(Extracted records)
--------------------------------------------------

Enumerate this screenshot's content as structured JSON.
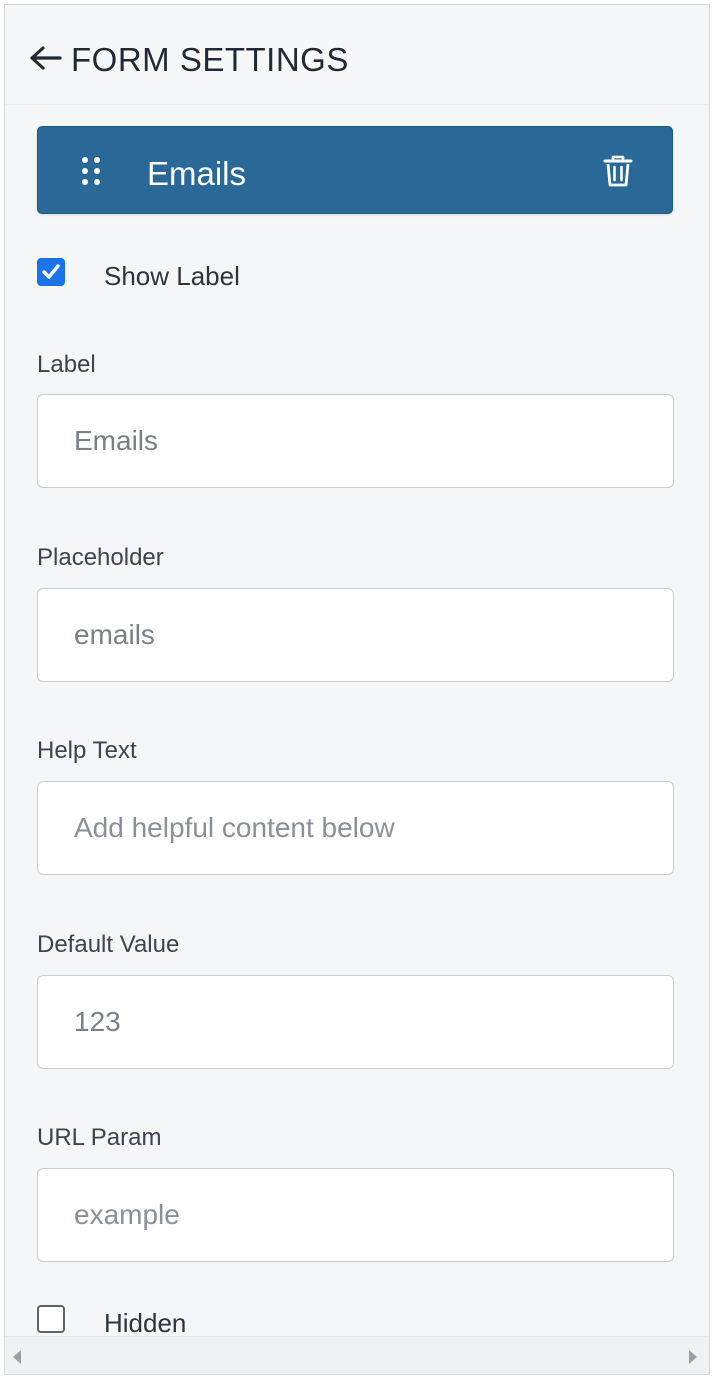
{
  "header": {
    "back_icon": "arrow-left-icon",
    "title": "FORM SETTINGS"
  },
  "field": {
    "name": "Emails",
    "drag_icon": "drag-handle-icon",
    "delete_icon": "trash-icon",
    "color": "#296897"
  },
  "show_label": {
    "label": "Show Label",
    "checked": true
  },
  "label_field": {
    "label": "Label",
    "value": "Emails"
  },
  "placeholder_field": {
    "label": "Placeholder",
    "value": "emails"
  },
  "help_text_field": {
    "label": "Help Text",
    "placeholder": "Add helpful content below"
  },
  "default_value_field": {
    "label": "Default Value",
    "value": "123"
  },
  "url_param_field": {
    "label": "URL Param",
    "placeholder": "example"
  },
  "hidden": {
    "label": "Hidden",
    "checked": false
  },
  "scrollbar": {
    "left_icon": "scroll-left-arrow-icon",
    "right_icon": "scroll-right-arrow-icon"
  },
  "colors": {
    "accent": "#1a73e8",
    "banner": "#296897",
    "panel_bg": "#f4f6f8"
  }
}
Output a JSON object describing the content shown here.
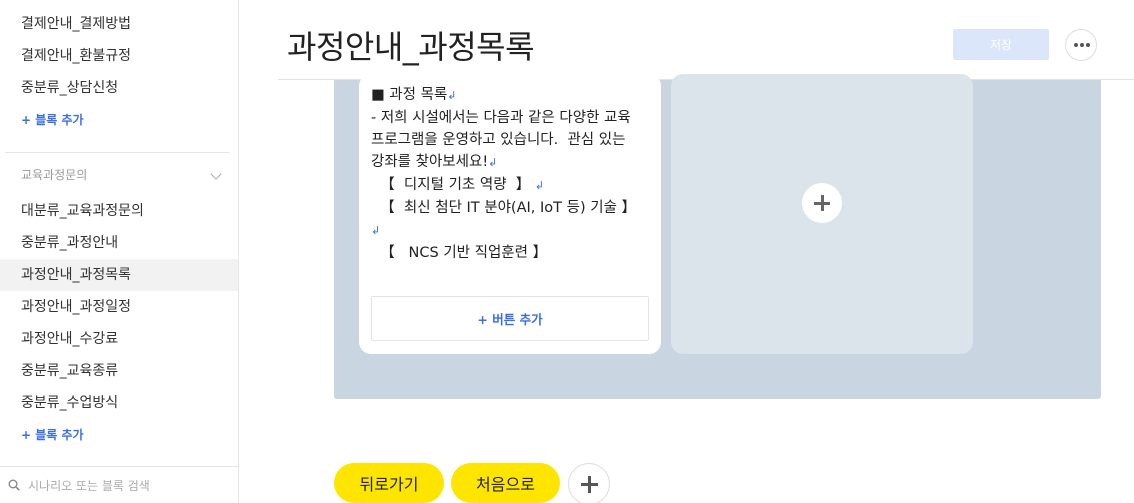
{
  "sidebar": {
    "top_items": [
      "결제안내_결제방법",
      "결제안내_환불규정",
      "중분류_상담신청"
    ],
    "add_block_label": "+ 블록 추가",
    "group_title": "교육과정문의",
    "group_items": [
      "대분류_교육과정문의",
      "중분류_과정안내",
      "과정안내_과정목록",
      "과정안내_과정일정",
      "과정안내_수강료",
      "중분류_교육종류",
      "중분류_수업방식"
    ],
    "active_item": "과정안내_과정목록",
    "search_placeholder": "시나리오 또는 블록 검색"
  },
  "header": {
    "title": "과정안내_과정목록",
    "save_label": "저장"
  },
  "card": {
    "lines": [
      {
        "text": "■ 과정 목록",
        "return": true
      },
      {
        "text": "- 저희 시설에서는 다음과 같은 다양한 교육 프로그램을 운영하고 있습니다.  관심 있는 강좌를 찾아보세요!",
        "return": true
      },
      {
        "text": "  【  디지털 기초 역량  】",
        "return": true
      },
      {
        "text": "  【  최신 첨단 IT 분야(AI, IoT 등) 기술 】",
        "return": true
      },
      {
        "text": "  【   NCS 기반 직업훈련 】",
        "return": false
      }
    ],
    "add_button_label": "+ 버튼 추가"
  },
  "quick_replies": {
    "back_label": "뒤로가기",
    "home_label": "처음으로"
  },
  "colors": {
    "accent_blue": "#3a6ee8",
    "canvas_bg": "#c9d5e0",
    "quick_reply_yellow": "#fee500",
    "save_button_disabled": "#dbe6fb"
  }
}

--------------------------------------------------

◆ Given exercise
Take the line that contains "Output a JSON" and every line after it up to the end of the records above, and restate them exactly, without the pictures.

◆ The solution
Output a JSON object describing the content shown here.
{
  "sidebar": {
    "top_items": [
      "결제안내_결제방법",
      "결제안내_환불규정",
      "중분류_상담신청"
    ],
    "add_block_label": "+ 블록 추가",
    "group_title": "교육과정문의",
    "group_items": [
      "대분류_교육과정문의",
      "중분류_과정안내",
      "과정안내_과정목록",
      "과정안내_과정일정",
      "과정안내_수강료",
      "중분류_교육종류",
      "중분류_수업방식"
    ],
    "active_item": "과정안내_과정목록",
    "search_placeholder": "시나리오 또는 블록 검색"
  },
  "header": {
    "title": "과정안내_과정목록",
    "save_label": "저장"
  },
  "card": {
    "lines": [
      {
        "text": "■ 과정 목록",
        "return": true
      },
      {
        "text": "- 저희 시설에서는 다음과 같은 다양한 교육 프로그램을 운영하고 있습니다.  관심 있는 강좌를 찾아보세요!",
        "return": true
      },
      {
        "text": "  【  디지털 기초 역량  】",
        "return": true
      },
      {
        "text": "  【  최신 첨단 IT 분야(AI, IoT 등) 기술 】",
        "return": true
      },
      {
        "text": "  【   NCS 기반 직업훈련 】",
        "return": false
      }
    ],
    "add_button_label": "+ 버튼 추가"
  },
  "quick_replies": {
    "back_label": "뒤로가기",
    "home_label": "처음으로"
  },
  "colors": {
    "accent_blue": "#3a6ee8",
    "canvas_bg": "#c9d5e0",
    "quick_reply_yellow": "#fee500",
    "save_button_disabled": "#dbe6fb"
  }
}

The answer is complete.